[Records from a data source]
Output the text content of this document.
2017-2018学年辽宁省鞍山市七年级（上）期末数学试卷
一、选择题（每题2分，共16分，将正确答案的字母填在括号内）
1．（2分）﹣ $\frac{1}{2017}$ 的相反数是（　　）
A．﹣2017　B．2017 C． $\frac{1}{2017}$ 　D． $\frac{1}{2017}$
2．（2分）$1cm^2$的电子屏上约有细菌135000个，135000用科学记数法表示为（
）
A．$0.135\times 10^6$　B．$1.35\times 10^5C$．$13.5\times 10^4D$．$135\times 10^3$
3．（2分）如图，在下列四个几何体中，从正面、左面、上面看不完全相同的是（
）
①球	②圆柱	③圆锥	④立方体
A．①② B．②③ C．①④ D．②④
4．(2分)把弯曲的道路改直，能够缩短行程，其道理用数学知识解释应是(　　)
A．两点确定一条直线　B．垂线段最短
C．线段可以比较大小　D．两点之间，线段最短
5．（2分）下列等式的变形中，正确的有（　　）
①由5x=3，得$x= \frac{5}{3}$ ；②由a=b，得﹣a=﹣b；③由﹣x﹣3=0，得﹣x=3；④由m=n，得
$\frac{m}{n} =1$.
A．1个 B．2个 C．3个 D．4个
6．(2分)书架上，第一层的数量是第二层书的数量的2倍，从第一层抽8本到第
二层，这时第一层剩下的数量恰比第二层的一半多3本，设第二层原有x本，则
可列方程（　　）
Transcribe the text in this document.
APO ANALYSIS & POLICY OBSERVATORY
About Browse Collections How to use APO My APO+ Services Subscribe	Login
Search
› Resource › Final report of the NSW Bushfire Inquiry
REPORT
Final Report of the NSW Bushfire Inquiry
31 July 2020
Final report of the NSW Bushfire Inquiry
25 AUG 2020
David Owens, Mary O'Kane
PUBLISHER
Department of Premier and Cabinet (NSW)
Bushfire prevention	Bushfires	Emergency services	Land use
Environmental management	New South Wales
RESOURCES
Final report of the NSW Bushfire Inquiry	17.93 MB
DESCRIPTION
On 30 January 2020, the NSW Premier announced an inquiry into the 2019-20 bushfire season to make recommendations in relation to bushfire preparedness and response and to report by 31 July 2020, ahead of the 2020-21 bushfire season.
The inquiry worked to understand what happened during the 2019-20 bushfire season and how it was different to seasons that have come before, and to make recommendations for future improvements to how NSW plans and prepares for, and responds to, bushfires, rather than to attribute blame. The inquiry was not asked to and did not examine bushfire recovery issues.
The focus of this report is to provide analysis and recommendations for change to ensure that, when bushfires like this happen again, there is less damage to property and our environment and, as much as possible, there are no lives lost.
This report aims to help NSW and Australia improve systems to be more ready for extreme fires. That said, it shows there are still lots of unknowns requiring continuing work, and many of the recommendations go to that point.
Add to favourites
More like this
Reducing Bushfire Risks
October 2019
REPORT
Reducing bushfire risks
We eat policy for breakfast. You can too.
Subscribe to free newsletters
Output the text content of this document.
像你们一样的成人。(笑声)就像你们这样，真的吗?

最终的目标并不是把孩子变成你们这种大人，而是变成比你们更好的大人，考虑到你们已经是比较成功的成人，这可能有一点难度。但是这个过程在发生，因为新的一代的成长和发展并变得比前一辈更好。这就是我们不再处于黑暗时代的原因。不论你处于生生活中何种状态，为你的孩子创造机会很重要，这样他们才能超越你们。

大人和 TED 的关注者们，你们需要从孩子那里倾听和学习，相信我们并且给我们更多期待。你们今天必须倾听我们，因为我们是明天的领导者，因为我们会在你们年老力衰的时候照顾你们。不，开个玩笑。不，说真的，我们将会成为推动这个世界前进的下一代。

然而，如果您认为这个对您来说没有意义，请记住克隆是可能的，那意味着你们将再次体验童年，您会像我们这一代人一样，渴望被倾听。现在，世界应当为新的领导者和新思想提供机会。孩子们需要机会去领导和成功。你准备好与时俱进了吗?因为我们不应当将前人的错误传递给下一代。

• To be done: Using the data above, repeat every line exactly.

• Task solution:
Output the text content of this document.
2017-2018学年辽宁省鞍山市七年级（上）期末数学试卷
一、选择题（每题2分，共16分，将正确答案的字母填在括号内）
1．（2分）﹣ $\frac{1}{2017}$ 的相反数是（　　）
A．﹣2017　B．2017 C． $\frac{1}{2017}$ 　D． $\frac{1}{2017}$
2．（2分）$1cm^2$的电子屏上约有细菌135000个，135000用科学记数法表示为（
）
A．$0.135\times 10^6$　B．$1.35\times 10^5C$．$13.5\times 10^4D$．$135\times 10^3$
3．（2分）如图，在下列四个几何体中，从正面、左面、上面看不完全相同的是（
）
①球	②圆柱	③圆锥	④立方体
A．①② B．②③ C．①④ D．②④
4．(2分)把弯曲的道路改直，能够缩短行程，其道理用数学知识解释应是(　　)
A．两点确定一条直线　B．垂线段最短
C．线段可以比较大小　D．两点之间，线段最短
5．（2分）下列等式的变形中，正确的有（　　）
①由5x=3，得$x= \frac{5}{3}$ ；②由a=b，得﹣a=﹣b；③由﹣x﹣3=0，得﹣x=3；④由m=n，得
$\frac{m}{n} =1$.
A．1个 B．2个 C．3个 D．4个
6．(2分)书架上，第一层的数量是第二层书的数量的2倍，从第一层抽8本到第
二层，这时第一层剩下的数量恰比第二层的一半多3本，设第二层原有x本，则
可列方程（　　）
Transcribe the text in this document.
APO ANALYSIS & POLICY OBSERVATORY
About Browse Collections How to use APO My APO+ Services Subscribe	Login
Search
› Resource › Final report of the NSW Bushfire Inquiry
REPORT
Final Report of the NSW Bushfire Inquiry
31 July 2020
Final report of the NSW Bushfire Inquiry
25 AUG 2020
David Owens, Mary O'Kane
PUBLISHER
Department of Premier and Cabinet (NSW)
Bushfire prevention	Bushfires	Emergency services	Land use
Environmental management	New South Wales
RESOURCES
Final report of the NSW Bushfire Inquiry	17.93 MB
DESCRIPTION
On 30 January 2020, the NSW Premier announced an inquiry into the 2019-20 bushfire season to make recommendations in relation to bushfire preparedness and response and to report by 31 July 2020, ahead of the 2020-21 bushfire season.
The inquiry worked to understand what happened during the 2019-20 bushfire season and how it was different to seasons that have come before, and to make recommendations for future improvements to how NSW plans and prepares for, and responds to, bushfires, rather than to attribute blame. The inquiry was not asked to and did not examine bushfire recovery issues.
The focus of this report is to provide analysis and recommendations for change to ensure that, when bushfires like this happen again, there is less damage to property and our environment and, as much as possible, there are no lives lost.
This report aims to help NSW and Australia improve systems to be more ready for extreme fires. That said, it shows there are still lots of unknowns requiring continuing work, and many of the recommendations go to that point.
Add to favourites
More like this
Reducing Bushfire Risks
October 2019
REPORT
Reducing bushfire risks
We eat policy for breakfast. You can too.
Subscribe to free newsletters
Output the text content of this document.
像你们一样的成人。(笑声)就像你们这样，真的吗?

最终的目标并不是把孩子变成你们这种大人，而是变成比你们更好的大人，考虑到你们已经是比较成功的成人，这可能有一点难度。但是这个过程在发生，因为新的一代的成长和发展并变得比前一辈更好。这就是我们不再处于黑暗时代的原因。不论你处于生生活中何种状态，为你的孩子创造机会很重要，这样他们才能超越你们。

大人和 TED 的关注者们，你们需要从孩子那里倾听和学习，相信我们并且给我们更多期待。你们今天必须倾听我们，因为我们是明天的领导者，因为我们会在你们年老力衰的时候照顾你们。不，开个玩笑。不，说真的，我们将会成为推动这个世界前进的下一代。

然而，如果您认为这个对您来说没有意义，请记住克隆是可能的，那意味着你们将再次体验童年，您会像我们这一代人一样，渴望被倾听。现在，世界应当为新的领导者和新思想提供机会。孩子们需要机会去领导和成功。你准备好与时俱进了吗?因为我们不应当将前人的错误传递给下一代。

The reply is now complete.